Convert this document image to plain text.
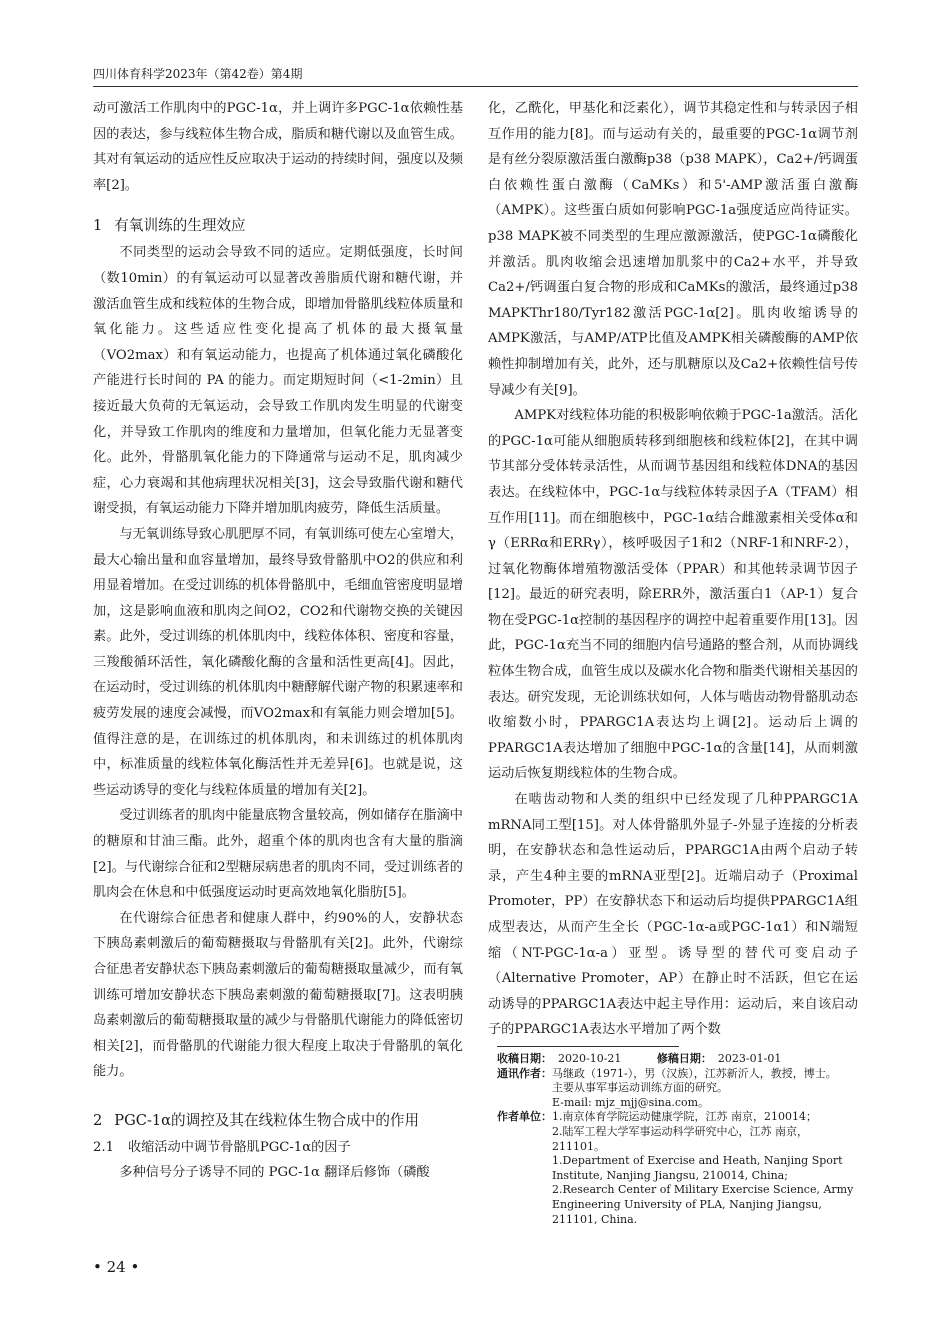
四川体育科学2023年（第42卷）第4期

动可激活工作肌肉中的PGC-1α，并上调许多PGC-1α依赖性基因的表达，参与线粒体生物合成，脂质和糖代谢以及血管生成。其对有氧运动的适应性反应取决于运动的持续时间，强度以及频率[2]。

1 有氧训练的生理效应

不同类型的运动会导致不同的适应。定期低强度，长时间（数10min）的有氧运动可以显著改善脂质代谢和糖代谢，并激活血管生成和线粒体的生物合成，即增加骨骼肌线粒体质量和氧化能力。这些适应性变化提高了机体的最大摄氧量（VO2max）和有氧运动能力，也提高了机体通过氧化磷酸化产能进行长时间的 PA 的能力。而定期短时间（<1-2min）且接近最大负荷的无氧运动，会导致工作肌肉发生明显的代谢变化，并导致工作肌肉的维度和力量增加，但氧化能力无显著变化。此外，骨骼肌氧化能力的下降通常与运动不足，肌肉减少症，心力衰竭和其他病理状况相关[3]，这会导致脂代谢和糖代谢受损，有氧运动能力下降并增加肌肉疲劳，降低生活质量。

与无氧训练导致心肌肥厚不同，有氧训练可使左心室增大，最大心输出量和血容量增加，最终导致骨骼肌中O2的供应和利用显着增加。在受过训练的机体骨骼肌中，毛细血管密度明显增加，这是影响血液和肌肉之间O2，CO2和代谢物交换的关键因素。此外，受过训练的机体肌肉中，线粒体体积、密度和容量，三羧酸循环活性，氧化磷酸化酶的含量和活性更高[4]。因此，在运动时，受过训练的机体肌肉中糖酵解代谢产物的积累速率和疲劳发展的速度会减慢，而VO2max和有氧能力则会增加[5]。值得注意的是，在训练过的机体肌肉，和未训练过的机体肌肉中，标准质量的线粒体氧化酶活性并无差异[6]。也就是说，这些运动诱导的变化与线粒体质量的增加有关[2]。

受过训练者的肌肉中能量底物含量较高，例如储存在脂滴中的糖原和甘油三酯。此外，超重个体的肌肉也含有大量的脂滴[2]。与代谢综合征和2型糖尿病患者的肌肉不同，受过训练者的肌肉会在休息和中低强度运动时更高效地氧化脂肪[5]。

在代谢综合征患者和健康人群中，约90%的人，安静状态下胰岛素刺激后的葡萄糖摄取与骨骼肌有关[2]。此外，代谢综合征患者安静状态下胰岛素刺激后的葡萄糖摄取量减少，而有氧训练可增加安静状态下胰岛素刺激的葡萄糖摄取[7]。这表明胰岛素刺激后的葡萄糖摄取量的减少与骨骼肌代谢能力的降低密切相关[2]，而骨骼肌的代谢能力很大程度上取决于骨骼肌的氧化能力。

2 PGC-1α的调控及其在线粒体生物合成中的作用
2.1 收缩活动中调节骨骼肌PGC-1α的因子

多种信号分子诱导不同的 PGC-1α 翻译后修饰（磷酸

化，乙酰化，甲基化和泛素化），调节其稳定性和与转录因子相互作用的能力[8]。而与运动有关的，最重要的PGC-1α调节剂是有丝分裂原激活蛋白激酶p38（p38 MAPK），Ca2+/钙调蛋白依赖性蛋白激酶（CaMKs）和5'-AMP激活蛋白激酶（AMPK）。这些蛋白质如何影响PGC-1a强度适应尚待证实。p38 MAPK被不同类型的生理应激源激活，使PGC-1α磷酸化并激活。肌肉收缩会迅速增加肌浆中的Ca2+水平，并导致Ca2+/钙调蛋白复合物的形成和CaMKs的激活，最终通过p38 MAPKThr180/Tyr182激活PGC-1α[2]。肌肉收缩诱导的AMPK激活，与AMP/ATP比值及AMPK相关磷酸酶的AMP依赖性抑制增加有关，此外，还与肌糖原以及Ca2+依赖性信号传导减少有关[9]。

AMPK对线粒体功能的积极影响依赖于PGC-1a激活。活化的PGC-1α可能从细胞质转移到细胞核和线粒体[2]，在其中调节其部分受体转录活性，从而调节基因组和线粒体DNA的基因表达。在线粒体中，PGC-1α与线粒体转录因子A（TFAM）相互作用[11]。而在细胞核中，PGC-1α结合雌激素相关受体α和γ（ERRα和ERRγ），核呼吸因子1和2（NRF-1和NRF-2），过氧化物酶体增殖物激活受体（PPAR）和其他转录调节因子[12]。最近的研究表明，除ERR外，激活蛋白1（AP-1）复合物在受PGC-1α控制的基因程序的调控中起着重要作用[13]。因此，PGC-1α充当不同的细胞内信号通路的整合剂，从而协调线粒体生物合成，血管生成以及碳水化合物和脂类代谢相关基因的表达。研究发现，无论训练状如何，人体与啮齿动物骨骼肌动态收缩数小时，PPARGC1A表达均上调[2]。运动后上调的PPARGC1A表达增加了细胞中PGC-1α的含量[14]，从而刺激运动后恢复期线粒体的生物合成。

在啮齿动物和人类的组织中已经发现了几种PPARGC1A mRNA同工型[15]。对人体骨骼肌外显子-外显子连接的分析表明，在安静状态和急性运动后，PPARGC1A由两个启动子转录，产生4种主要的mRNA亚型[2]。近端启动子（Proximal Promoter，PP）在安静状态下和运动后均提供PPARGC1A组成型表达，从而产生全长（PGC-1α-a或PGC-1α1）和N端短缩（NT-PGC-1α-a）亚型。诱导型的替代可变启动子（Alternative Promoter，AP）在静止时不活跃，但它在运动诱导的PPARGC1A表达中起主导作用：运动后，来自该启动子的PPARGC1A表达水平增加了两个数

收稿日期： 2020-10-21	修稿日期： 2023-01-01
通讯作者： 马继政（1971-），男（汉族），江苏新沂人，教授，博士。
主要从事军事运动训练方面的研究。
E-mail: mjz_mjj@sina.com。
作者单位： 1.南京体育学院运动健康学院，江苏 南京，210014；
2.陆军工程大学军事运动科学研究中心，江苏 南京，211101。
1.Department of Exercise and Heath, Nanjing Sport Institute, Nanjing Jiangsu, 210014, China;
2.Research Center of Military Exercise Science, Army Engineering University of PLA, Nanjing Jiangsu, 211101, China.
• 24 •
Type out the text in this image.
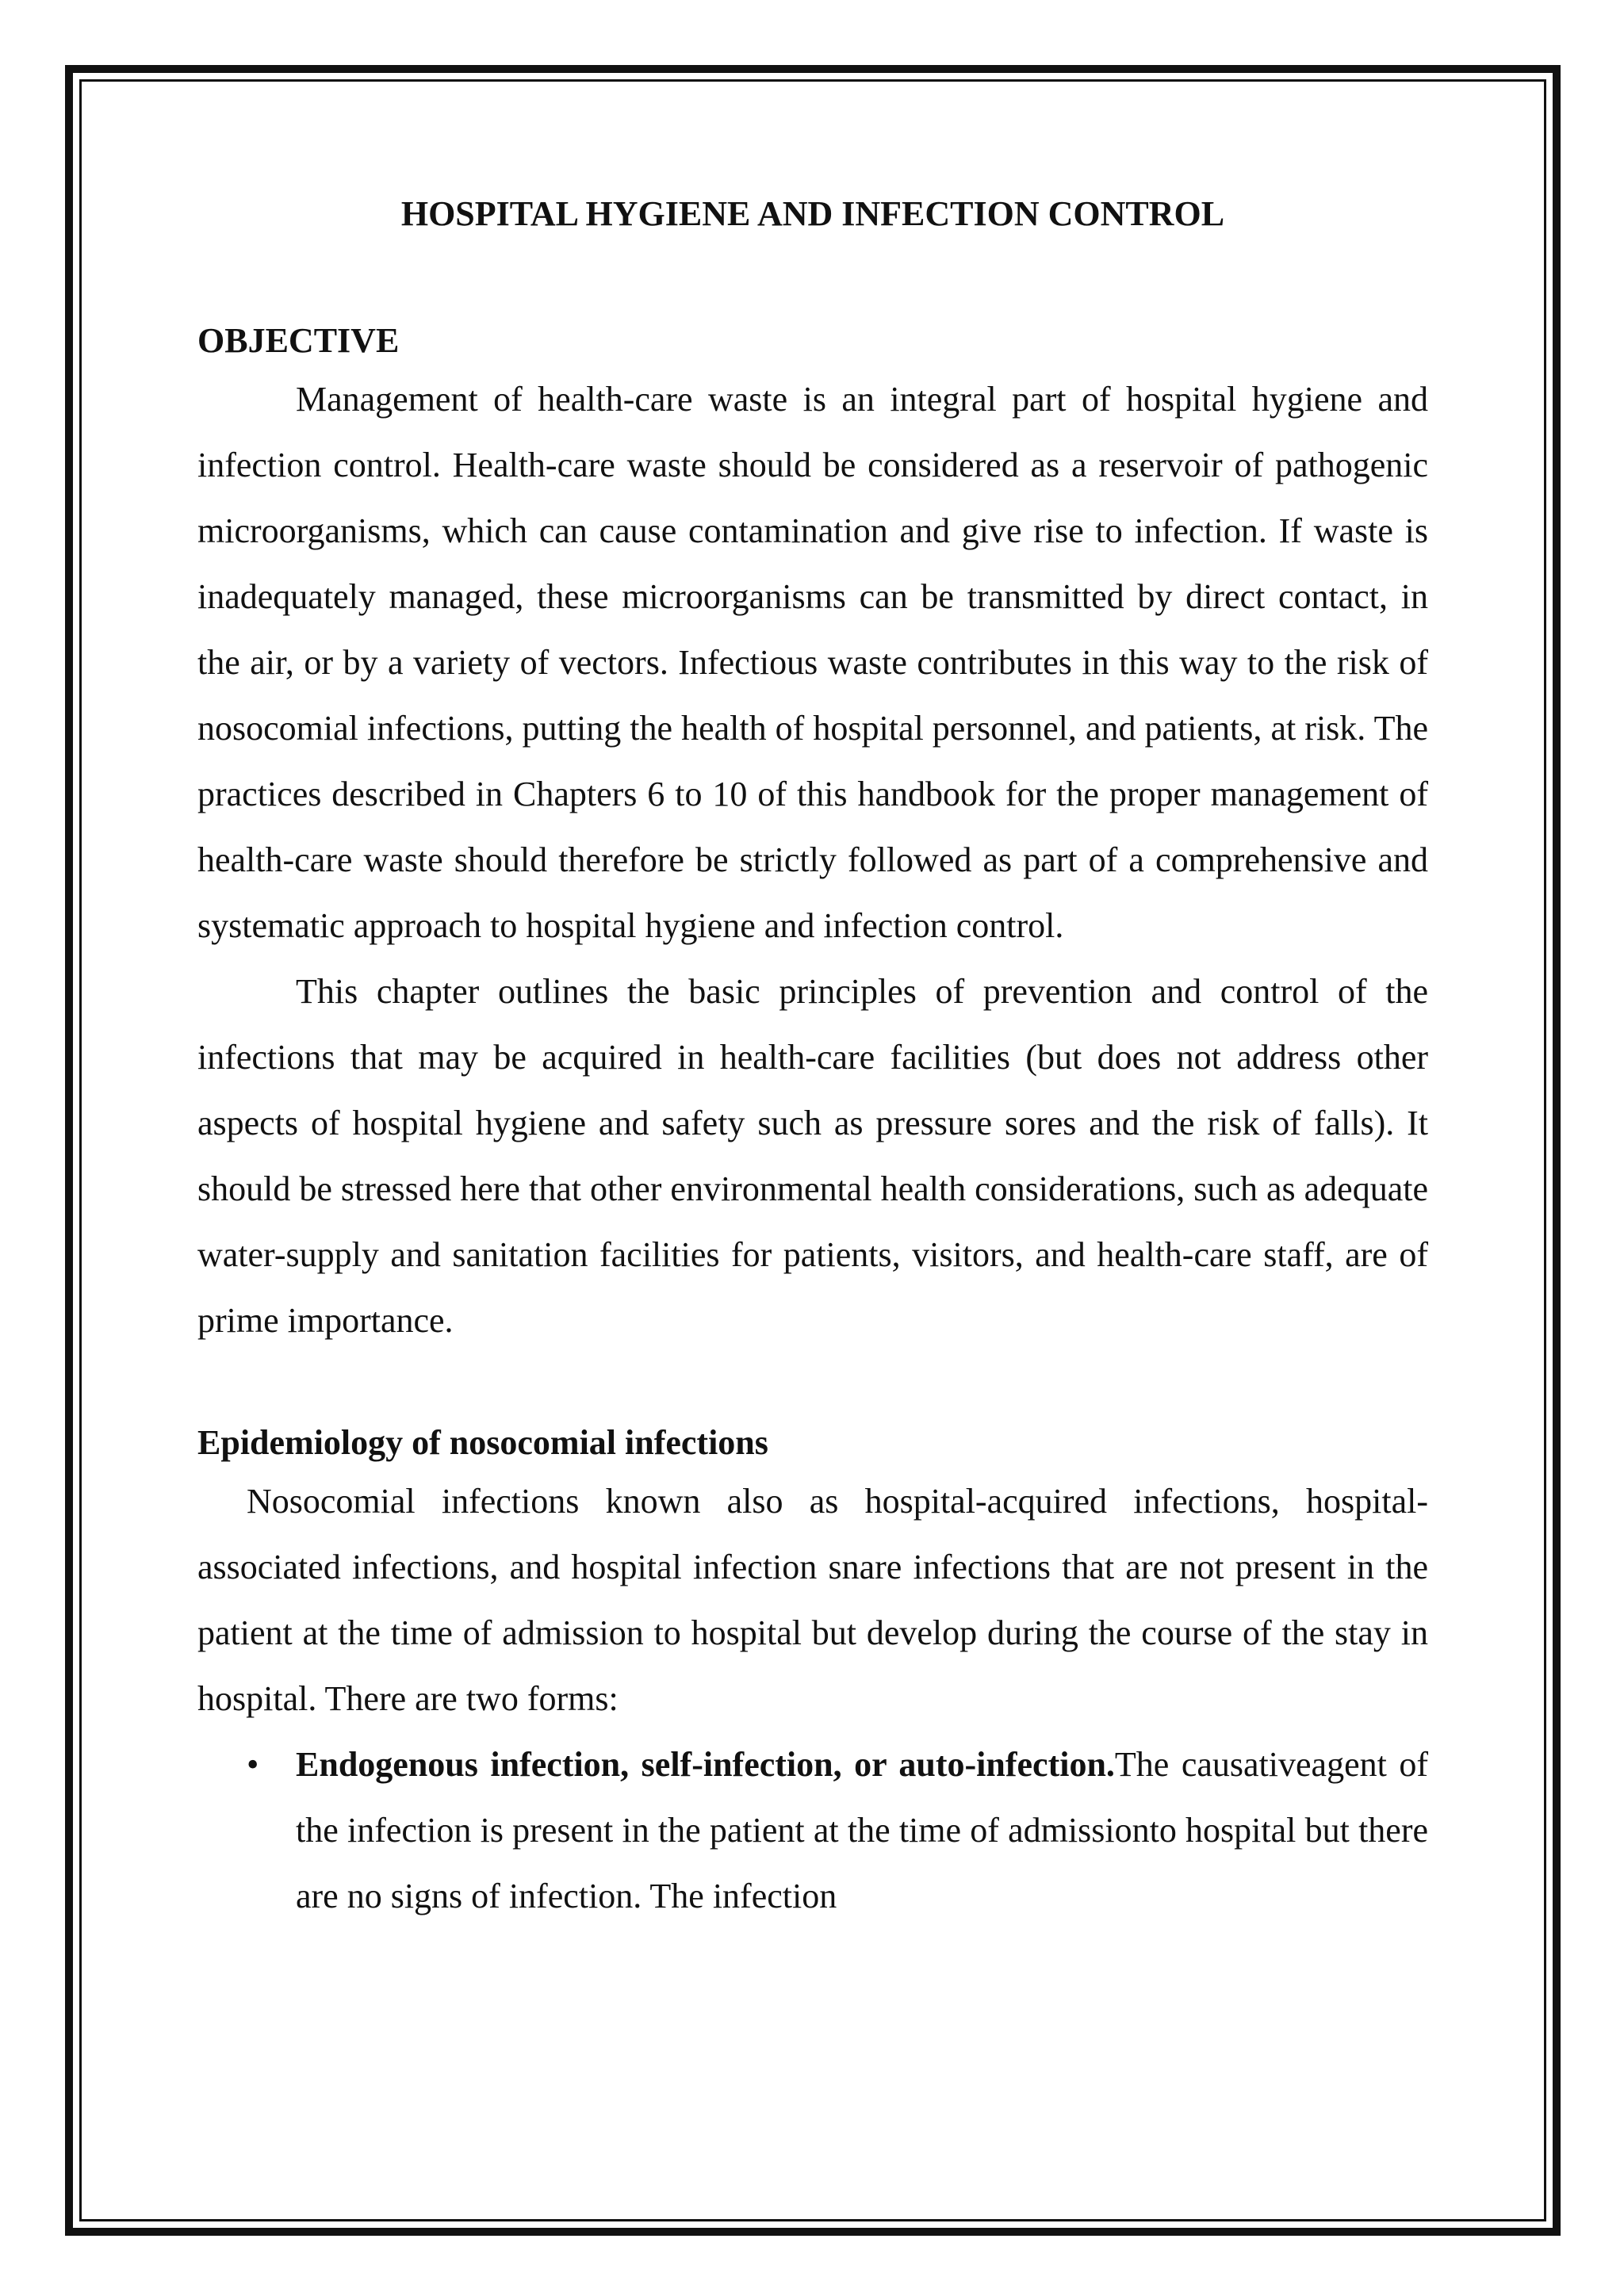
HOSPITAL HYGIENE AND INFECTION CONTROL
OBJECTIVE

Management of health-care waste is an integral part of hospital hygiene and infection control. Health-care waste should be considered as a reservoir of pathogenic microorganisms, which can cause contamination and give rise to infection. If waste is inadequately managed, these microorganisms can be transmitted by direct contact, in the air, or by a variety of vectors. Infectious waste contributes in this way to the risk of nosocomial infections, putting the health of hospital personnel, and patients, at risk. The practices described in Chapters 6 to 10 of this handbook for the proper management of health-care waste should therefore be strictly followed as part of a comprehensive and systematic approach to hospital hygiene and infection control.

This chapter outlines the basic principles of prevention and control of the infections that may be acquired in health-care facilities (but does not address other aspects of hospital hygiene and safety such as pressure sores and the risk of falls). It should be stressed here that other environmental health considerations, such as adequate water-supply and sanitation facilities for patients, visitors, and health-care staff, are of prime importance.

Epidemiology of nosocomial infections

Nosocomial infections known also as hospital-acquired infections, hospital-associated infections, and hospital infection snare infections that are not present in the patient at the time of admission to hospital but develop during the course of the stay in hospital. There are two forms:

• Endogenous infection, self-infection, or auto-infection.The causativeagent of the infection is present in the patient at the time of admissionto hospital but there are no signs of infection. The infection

———

▶ Exercise directions:
Output the lines above in full and exactly. Leave out every picture.

▶ Response to the task:
Convert this document image to plain text.
四川体育科学2023年（第42卷）第4期

动可激活工作肌肉中的PGC-1α，并上调许多PGC-1α依赖性基因的表达，参与线粒体生物合成，脂质和糖代谢以及血管生成。其对有氧运动的适应性反应取决于运动的持续时间，强度以及频率[2]。

1 有氧训练的生理效应

不同类型的运动会导致不同的适应。定期低强度，长时间（数10min）的有氧运动可以显著改善脂质代谢和糖代谢，并激活血管生成和线粒体的生物合成，即增加骨骼肌线粒体质量和氧化能力。这些适应性变化提高了机体的最大摄氧量（VO2max）和有氧运动能力，也提高了机体通过氧化磷酸化产能进行长时间的 PA 的能力。而定期短时间（<1-2min）且接近最大负荷的无氧运动，会导致工作肌肉发生明显的代谢变化，并导致工作肌肉的维度和力量增加，但氧化能力无显著变化。此外，骨骼肌氧化能力的下降通常与运动不足，肌肉减少症，心力衰竭和其他病理状况相关[3]，这会导致脂代谢和糖代谢受损，有氧运动能力下降并增加肌肉疲劳，降低生活质量。

与无氧训练导致心肌肥厚不同，有氧训练可使左心室增大，最大心输出量和血容量增加，最终导致骨骼肌中O2的供应和利用显着增加。在受过训练的机体骨骼肌中，毛细血管密度明显增加，这是影响血液和肌肉之间O2，CO2和代谢物交换的关键因素。此外，受过训练的机体肌肉中，线粒体体积、密度和容量，三羧酸循环活性，氧化磷酸化酶的含量和活性更高[4]。因此，在运动时，受过训练的机体肌肉中糖酵解代谢产物的积累速率和疲劳发展的速度会减慢，而VO2max和有氧能力则会增加[5]。值得注意的是，在训练过的机体肌肉，和未训练过的机体肌肉中，标准质量的线粒体氧化酶活性并无差异[6]。也就是说，这些运动诱导的变化与线粒体质量的增加有关[2]。

受过训练者的肌肉中能量底物含量较高，例如储存在脂滴中的糖原和甘油三酯。此外，超重个体的肌肉也含有大量的脂滴[2]。与代谢综合征和2型糖尿病患者的肌肉不同，受过训练者的肌肉会在休息和中低强度运动时更高效地氧化脂肪[5]。

在代谢综合征患者和健康人群中，约90%的人，安静状态下胰岛素刺激后的葡萄糖摄取与骨骼肌有关[2]。此外，代谢综合征患者安静状态下胰岛素刺激后的葡萄糖摄取量减少，而有氧训练可增加安静状态下胰岛素刺激的葡萄糖摄取[7]。这表明胰岛素刺激后的葡萄糖摄取量的减少与骨骼肌代谢能力的降低密切相关[2]，而骨骼肌的代谢能力很大程度上取决于骨骼肌的氧化能力。

2 PGC-1α的调控及其在线粒体生物合成中的作用
2.1 收缩活动中调节骨骼肌PGC-1α的因子

多种信号分子诱导不同的 PGC-1α 翻译后修饰（磷酸

化，乙酰化，甲基化和泛素化），调节其稳定性和与转录因子相互作用的能力[8]。而与运动有关的，最重要的PGC-1α调节剂是有丝分裂原激活蛋白激酶p38（p38 MAPK），Ca2+/钙调蛋白依赖性蛋白激酶（CaMKs）和5'-AMP激活蛋白激酶（AMPK）。这些蛋白质如何影响PGC-1a强度适应尚待证实。p38 MAPK被不同类型的生理应激源激活，使PGC-1α磷酸化并激活。肌肉收缩会迅速增加肌浆中的Ca2+水平，并导致Ca2+/钙调蛋白复合物的形成和CaMKs的激活，最终通过p38 MAPKThr180/Tyr182激活PGC-1α[2]。肌肉收缩诱导的AMPK激活，与AMP/ATP比值及AMPK相关磷酸酶的AMP依赖性抑制增加有关，此外，还与肌糖原以及Ca2+依赖性信号传导减少有关[9]。

AMPK对线粒体功能的积极影响依赖于PGC-1a激活。活化的PGC-1α可能从细胞质转移到细胞核和线粒体[2]，在其中调节其部分受体转录活性，从而调节基因组和线粒体DNA的基因表达。在线粒体中，PGC-1α与线粒体转录因子A（TFAM）相互作用[11]。而在细胞核中，PGC-1α结合雌激素相关受体α和γ（ERRα和ERRγ），核呼吸因子1和2（NRF-1和NRF-2），过氧化物酶体增殖物激活受体（PPAR）和其他转录调节因子[12]。最近的研究表明，除ERR外，激活蛋白1（AP-1）复合物在受PGC-1α控制的基因程序的调控中起着重要作用[13]。因此，PGC-1α充当不同的细胞内信号通路的整合剂，从而协调线粒体生物合成，血管生成以及碳水化合物和脂类代谢相关基因的表达。研究发现，无论训练状如何，人体与啮齿动物骨骼肌动态收缩数小时，PPARGC1A表达均上调[2]。运动后上调的PPARGC1A表达增加了细胞中PGC-1α的含量[14]，从而刺激运动后恢复期线粒体的生物合成。

在啮齿动物和人类的组织中已经发现了几种PPARGC1A mRNA同工型[15]。对人体骨骼肌外显子-外显子连接的分析表明，在安静状态和急性运动后，PPARGC1A由两个启动子转录，产生4种主要的mRNA亚型[2]。近端启动子（Proximal Promoter，PP）在安静状态下和运动后均提供PPARGC1A组成型表达，从而产生全长（PGC-1α-a或PGC-1α1）和N端短缩（NT-PGC-1α-a）亚型。诱导型的替代可变启动子（Alternative Promoter，AP）在静止时不活跃，但它在运动诱导的PPARGC1A表达中起主导作用：运动后，来自该启动子的PPARGC1A表达水平增加了两个数

收稿日期： 2020-10-21	修稿日期： 2023-01-01
通讯作者： 马继政（1971-），男（汉族），江苏新沂人，教授，博士。
主要从事军事运动训练方面的研究。
E-mail: mjz_mjj@sina.com。
作者单位： 1.南京体育学院运动健康学院，江苏 南京，210014；
2.陆军工程大学军事运动科学研究中心，江苏 南京，211101。
1.Department of Exercise and Heath, Nanjing Sport Institute, Nanjing Jiangsu, 210014, China;
2.Research Center of Military Exercise Science, Army Engineering University of PLA, Nanjing Jiangsu, 211101, China.
• 24 •
Type out the text in this image.
HOSPITAL HYGIENE AND INFECTION CONTROL
OBJECTIVE

Management of health-care waste is an integral part of hospital hygiene and infection control. Health-care waste should be considered as a reservoir of pathogenic microorganisms, which can cause contamination and give rise to infection. If waste is inadequately managed, these microorganisms can be transmitted by direct contact, in the air, or by a variety of vectors. Infectious waste contributes in this way to the risk of nosocomial infections, putting the health of hospital personnel, and patients, at risk. The practices described in Chapters 6 to 10 of this handbook for the proper management of health-care waste should therefore be strictly followed as part of a comprehensive and systematic approach to hospital hygiene and infection control.

This chapter outlines the basic principles of prevention and control of the infections that may be acquired in health-care facilities (but does not address other aspects of hospital hygiene and safety such as pressure sores and the risk of falls). It should be stressed here that other environmental health considerations, such as adequate water-supply and sanitation facilities for patients, visitors, and health-care staff, are of prime importance.

Epidemiology of nosocomial infections

Nosocomial infections known also as hospital-acquired infections, hospital-associated infections, and hospital infection snare infections that are not present in the patient at the time of admission to hospital but develop during the course of the stay in hospital. There are two forms:

• Endogenous infection, self-infection, or auto-infection.The causativeagent of the infection is present in the patient at the time of admissionto hospital but there are no signs of infection. The infection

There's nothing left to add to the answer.